(Extracted records)
►

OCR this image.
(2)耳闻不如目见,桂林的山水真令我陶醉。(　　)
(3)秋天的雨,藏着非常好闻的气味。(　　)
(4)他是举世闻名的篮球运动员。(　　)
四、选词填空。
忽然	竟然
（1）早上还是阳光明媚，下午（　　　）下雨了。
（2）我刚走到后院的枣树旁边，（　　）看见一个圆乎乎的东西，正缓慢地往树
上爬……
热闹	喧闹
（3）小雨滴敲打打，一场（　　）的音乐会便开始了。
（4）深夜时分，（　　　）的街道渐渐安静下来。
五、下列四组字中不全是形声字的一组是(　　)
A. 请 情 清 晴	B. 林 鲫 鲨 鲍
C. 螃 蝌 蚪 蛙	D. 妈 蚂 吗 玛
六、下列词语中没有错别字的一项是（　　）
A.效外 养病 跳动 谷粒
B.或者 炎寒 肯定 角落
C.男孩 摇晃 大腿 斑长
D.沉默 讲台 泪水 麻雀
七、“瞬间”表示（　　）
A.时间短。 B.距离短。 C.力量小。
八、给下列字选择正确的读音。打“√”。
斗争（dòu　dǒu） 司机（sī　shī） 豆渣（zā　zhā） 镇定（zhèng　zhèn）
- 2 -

◄
►

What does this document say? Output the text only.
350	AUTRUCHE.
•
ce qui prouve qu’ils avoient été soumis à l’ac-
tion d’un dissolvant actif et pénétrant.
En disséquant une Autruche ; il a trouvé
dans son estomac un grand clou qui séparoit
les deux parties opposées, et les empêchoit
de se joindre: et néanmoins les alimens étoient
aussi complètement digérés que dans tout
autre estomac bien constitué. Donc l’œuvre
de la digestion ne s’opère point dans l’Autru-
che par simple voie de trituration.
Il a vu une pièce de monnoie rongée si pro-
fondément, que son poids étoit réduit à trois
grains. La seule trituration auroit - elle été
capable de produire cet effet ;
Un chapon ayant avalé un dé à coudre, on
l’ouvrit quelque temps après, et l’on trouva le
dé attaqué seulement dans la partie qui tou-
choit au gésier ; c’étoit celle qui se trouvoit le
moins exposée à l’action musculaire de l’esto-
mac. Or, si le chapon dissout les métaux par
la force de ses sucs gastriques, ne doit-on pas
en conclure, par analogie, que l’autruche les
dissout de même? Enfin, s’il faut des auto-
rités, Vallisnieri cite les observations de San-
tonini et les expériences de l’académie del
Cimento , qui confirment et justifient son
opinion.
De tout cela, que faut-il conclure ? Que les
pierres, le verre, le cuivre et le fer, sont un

◄

### Brief
Pull out each line of the records holding the string "chapon".

### Problem solution
Un chapon ayant avalé un dé à coudre, on
mac. Or, si le chapon dissout les métaux par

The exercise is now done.